# INPUT start

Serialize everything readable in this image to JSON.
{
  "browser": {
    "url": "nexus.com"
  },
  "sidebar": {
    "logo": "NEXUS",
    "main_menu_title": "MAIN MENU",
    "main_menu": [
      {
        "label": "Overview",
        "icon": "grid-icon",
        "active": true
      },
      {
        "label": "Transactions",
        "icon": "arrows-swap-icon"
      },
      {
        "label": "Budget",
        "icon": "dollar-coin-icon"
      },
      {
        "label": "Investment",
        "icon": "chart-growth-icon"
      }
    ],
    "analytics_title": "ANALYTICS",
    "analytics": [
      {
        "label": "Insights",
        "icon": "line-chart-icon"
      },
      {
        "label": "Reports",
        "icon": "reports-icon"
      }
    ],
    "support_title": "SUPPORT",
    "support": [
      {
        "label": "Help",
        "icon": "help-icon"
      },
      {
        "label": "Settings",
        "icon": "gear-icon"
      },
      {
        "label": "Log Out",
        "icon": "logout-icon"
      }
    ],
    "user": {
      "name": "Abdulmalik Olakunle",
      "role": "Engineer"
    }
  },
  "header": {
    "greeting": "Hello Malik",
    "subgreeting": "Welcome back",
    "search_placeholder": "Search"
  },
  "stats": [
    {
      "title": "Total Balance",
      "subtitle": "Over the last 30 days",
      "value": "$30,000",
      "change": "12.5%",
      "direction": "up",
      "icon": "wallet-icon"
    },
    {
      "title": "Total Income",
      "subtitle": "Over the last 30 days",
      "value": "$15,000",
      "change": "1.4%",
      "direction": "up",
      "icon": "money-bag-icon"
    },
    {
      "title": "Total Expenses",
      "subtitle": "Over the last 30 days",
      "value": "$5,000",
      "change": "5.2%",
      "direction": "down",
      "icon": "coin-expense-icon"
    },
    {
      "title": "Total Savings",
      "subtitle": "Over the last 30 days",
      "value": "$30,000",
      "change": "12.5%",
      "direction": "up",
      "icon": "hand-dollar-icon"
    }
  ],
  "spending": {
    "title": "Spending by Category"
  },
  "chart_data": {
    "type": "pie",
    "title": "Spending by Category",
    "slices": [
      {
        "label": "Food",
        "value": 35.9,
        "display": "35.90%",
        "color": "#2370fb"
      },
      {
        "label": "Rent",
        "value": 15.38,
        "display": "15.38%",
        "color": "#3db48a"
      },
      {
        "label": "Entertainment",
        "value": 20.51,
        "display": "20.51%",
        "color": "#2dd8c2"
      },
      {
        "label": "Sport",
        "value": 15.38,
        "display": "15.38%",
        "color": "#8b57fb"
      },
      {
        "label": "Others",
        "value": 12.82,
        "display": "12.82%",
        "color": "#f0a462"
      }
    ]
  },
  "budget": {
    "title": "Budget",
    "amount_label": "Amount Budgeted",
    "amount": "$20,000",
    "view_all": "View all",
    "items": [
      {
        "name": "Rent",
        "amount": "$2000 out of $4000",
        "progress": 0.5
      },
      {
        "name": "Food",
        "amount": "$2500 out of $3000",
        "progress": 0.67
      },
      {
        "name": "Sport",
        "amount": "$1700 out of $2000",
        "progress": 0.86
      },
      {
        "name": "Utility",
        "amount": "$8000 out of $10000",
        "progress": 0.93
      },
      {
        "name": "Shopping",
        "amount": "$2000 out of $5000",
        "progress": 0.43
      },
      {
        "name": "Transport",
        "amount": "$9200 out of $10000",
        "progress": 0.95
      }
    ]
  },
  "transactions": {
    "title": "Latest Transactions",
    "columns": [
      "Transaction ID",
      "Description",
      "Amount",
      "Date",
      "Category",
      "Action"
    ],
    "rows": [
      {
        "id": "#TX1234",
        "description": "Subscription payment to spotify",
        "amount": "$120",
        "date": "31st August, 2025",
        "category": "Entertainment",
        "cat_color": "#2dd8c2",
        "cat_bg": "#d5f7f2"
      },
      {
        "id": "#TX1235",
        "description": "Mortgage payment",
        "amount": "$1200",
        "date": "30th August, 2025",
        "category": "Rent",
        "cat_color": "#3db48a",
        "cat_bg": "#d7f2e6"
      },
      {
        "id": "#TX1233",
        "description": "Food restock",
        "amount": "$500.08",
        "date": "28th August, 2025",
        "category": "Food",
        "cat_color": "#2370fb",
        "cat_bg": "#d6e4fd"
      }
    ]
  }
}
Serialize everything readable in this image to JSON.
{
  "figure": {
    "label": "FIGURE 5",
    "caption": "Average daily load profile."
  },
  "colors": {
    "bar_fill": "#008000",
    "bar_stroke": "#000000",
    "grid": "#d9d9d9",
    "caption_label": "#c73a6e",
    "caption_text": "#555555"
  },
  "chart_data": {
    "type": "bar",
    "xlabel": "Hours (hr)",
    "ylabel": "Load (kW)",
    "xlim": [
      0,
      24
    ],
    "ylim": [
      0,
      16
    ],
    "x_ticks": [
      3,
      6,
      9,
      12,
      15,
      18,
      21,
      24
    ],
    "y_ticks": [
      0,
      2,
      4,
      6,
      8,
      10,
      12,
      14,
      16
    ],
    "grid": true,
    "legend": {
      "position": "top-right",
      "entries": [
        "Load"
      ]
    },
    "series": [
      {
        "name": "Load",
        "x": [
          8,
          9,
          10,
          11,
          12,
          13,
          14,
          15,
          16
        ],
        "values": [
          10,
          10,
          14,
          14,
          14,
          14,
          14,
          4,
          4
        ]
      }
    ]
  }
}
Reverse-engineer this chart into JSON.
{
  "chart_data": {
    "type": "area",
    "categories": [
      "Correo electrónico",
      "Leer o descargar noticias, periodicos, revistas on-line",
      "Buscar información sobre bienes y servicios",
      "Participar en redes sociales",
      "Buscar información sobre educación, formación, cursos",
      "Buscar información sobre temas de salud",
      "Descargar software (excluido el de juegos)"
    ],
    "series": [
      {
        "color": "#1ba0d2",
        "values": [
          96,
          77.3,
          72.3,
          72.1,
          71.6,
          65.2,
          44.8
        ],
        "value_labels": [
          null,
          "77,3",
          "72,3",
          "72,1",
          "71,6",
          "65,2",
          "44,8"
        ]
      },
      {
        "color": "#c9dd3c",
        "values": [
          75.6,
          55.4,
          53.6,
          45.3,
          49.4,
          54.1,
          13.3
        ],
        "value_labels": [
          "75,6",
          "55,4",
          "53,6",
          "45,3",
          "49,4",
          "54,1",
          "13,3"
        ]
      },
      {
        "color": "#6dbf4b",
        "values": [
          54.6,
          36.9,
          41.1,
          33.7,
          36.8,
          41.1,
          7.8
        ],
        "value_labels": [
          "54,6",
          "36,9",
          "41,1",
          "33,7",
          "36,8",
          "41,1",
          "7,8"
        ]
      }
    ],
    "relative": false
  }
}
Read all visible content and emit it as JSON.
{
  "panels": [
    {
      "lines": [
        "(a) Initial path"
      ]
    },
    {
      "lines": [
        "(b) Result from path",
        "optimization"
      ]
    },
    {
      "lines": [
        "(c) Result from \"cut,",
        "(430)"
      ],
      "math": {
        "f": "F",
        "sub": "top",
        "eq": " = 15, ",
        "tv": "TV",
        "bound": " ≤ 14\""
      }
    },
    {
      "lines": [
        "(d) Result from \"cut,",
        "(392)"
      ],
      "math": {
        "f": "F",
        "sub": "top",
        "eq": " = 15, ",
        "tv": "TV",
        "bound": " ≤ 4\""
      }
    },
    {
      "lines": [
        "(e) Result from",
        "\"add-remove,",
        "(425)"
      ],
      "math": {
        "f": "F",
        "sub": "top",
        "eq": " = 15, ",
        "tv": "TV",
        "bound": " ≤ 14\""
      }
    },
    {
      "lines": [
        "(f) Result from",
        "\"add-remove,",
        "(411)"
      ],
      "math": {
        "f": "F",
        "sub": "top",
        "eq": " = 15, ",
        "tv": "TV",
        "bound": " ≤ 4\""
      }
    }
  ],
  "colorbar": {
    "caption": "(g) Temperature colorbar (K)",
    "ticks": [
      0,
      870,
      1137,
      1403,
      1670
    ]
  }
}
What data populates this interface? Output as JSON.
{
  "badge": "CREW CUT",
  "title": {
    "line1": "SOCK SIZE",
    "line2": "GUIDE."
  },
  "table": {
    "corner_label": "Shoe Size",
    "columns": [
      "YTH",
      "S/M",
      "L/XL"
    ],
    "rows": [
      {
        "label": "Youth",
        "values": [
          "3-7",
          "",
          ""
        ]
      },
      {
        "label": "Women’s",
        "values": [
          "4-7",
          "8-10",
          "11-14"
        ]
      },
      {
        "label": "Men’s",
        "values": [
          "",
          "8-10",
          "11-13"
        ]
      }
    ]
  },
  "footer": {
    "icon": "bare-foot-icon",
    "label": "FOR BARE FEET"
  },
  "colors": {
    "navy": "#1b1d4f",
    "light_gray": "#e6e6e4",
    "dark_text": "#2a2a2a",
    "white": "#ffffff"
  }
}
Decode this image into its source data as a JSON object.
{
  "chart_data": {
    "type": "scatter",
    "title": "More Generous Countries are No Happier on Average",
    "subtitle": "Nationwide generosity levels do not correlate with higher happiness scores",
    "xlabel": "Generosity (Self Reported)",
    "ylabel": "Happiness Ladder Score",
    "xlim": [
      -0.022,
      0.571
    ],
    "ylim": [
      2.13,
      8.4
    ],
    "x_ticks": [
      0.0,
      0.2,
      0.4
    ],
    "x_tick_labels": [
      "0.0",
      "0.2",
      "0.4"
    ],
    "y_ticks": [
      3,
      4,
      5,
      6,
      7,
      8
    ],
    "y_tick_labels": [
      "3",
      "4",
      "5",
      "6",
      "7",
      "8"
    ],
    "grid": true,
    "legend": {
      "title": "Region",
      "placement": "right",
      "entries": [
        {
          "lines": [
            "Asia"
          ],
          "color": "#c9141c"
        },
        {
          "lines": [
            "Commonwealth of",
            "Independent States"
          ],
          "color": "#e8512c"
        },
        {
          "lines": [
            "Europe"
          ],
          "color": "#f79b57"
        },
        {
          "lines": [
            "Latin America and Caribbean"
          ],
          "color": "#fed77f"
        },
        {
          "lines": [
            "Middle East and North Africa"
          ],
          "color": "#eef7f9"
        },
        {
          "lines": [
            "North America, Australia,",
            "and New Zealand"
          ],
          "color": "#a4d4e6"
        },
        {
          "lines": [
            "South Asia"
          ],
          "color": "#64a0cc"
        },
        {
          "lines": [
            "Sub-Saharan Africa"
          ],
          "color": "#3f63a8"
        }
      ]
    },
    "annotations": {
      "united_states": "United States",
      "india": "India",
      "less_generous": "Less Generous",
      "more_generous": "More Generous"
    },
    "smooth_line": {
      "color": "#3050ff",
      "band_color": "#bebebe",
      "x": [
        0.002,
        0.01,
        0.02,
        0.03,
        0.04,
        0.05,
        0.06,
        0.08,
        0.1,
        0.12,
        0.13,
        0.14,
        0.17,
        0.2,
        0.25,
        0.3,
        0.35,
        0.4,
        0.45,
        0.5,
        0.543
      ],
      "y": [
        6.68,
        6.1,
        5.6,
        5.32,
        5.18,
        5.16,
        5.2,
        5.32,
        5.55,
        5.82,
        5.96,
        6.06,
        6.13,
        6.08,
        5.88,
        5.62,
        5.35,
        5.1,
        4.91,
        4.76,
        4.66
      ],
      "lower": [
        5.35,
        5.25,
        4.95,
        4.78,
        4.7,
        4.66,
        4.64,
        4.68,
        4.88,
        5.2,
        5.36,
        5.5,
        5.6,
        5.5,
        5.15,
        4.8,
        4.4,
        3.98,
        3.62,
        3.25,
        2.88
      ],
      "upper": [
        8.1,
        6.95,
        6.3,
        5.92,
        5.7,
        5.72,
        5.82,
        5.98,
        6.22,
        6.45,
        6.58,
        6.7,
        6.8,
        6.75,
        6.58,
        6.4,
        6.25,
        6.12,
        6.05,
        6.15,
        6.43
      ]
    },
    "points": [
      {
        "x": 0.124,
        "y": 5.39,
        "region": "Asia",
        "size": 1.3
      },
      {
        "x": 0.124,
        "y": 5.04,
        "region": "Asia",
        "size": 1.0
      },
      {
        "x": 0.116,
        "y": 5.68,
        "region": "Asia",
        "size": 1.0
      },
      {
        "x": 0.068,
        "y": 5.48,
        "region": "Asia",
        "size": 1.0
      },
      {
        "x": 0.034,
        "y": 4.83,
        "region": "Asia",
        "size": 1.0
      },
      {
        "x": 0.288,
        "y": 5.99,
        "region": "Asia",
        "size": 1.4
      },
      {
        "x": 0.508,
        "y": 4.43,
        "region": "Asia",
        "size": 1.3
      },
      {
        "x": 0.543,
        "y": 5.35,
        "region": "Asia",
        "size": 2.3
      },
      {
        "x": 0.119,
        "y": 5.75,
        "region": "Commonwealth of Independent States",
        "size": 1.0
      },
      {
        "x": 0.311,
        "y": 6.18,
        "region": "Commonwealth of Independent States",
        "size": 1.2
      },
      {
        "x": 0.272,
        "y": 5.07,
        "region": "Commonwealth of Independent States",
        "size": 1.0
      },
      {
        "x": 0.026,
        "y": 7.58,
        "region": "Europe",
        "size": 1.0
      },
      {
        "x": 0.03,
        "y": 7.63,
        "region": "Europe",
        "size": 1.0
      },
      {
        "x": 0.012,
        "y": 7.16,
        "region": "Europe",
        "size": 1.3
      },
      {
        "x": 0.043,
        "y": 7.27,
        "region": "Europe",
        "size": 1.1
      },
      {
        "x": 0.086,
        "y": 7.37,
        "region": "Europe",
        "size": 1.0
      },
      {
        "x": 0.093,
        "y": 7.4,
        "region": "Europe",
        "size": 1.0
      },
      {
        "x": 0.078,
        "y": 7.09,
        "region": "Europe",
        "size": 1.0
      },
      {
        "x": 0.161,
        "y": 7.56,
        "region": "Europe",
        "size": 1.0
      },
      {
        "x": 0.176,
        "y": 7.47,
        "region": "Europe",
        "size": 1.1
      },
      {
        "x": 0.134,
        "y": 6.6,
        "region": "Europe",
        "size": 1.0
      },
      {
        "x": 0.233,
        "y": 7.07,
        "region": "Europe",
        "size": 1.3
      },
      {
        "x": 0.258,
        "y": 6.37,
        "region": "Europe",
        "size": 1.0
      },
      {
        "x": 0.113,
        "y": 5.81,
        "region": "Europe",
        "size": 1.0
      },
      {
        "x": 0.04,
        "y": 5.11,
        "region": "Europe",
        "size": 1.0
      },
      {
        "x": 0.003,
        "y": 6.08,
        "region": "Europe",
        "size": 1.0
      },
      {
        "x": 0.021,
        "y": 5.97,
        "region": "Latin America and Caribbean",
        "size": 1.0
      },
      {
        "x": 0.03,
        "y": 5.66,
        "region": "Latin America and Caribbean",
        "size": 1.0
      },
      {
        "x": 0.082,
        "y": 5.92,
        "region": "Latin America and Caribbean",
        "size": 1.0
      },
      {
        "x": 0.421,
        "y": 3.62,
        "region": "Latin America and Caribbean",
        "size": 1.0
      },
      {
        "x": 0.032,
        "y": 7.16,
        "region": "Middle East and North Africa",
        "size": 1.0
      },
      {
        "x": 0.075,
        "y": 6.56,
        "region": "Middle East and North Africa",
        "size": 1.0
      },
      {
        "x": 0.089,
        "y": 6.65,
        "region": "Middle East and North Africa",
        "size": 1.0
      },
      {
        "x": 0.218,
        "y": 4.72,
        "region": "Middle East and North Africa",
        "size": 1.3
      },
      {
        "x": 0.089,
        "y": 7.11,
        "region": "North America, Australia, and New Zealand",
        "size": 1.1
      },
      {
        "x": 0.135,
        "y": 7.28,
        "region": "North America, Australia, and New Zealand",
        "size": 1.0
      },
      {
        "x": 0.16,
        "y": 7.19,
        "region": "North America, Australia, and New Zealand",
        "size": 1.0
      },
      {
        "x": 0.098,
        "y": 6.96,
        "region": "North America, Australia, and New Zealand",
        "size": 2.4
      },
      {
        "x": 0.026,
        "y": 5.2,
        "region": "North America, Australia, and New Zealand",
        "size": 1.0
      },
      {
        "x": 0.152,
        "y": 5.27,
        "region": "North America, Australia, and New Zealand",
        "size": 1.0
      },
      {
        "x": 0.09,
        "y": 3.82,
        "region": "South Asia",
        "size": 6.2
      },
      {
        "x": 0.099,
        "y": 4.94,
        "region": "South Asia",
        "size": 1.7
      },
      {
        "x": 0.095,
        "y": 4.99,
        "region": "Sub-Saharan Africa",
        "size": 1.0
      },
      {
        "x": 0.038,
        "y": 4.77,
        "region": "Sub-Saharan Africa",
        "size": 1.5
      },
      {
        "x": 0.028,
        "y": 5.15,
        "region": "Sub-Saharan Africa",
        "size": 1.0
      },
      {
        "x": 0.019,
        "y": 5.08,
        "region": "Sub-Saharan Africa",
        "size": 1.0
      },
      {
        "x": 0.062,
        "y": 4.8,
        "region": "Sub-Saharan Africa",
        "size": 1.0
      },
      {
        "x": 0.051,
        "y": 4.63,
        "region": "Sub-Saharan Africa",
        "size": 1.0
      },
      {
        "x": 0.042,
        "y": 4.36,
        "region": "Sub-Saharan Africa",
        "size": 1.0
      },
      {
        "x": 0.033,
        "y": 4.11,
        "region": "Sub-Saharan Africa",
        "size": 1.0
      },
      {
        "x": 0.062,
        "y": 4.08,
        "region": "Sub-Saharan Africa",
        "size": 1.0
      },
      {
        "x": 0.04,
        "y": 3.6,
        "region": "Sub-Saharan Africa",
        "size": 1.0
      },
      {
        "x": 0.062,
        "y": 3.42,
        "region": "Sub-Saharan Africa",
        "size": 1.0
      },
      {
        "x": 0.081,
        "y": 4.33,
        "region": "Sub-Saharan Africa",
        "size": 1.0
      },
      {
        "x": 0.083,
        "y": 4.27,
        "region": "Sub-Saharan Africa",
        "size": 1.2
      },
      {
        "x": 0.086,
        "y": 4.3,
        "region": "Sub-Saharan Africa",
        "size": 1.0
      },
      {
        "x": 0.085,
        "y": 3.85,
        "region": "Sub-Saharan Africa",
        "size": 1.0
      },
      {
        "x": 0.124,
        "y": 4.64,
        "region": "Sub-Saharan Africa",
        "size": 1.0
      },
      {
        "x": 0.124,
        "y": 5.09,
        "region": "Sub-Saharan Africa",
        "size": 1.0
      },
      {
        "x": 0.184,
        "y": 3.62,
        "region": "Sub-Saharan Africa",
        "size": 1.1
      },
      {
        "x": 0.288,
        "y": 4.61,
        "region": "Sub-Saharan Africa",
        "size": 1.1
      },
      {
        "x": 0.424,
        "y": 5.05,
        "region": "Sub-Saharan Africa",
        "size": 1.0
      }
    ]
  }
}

# INPUT end

→ **WORK REQUIRED**
Using the material above, report each line where "Generous" occurs.

→ **TASK RESULT**
    "title": "More Generous Countries are No Happier on Average",
      "less_generous": "Less Generous",
      "more_generous": "More Generous"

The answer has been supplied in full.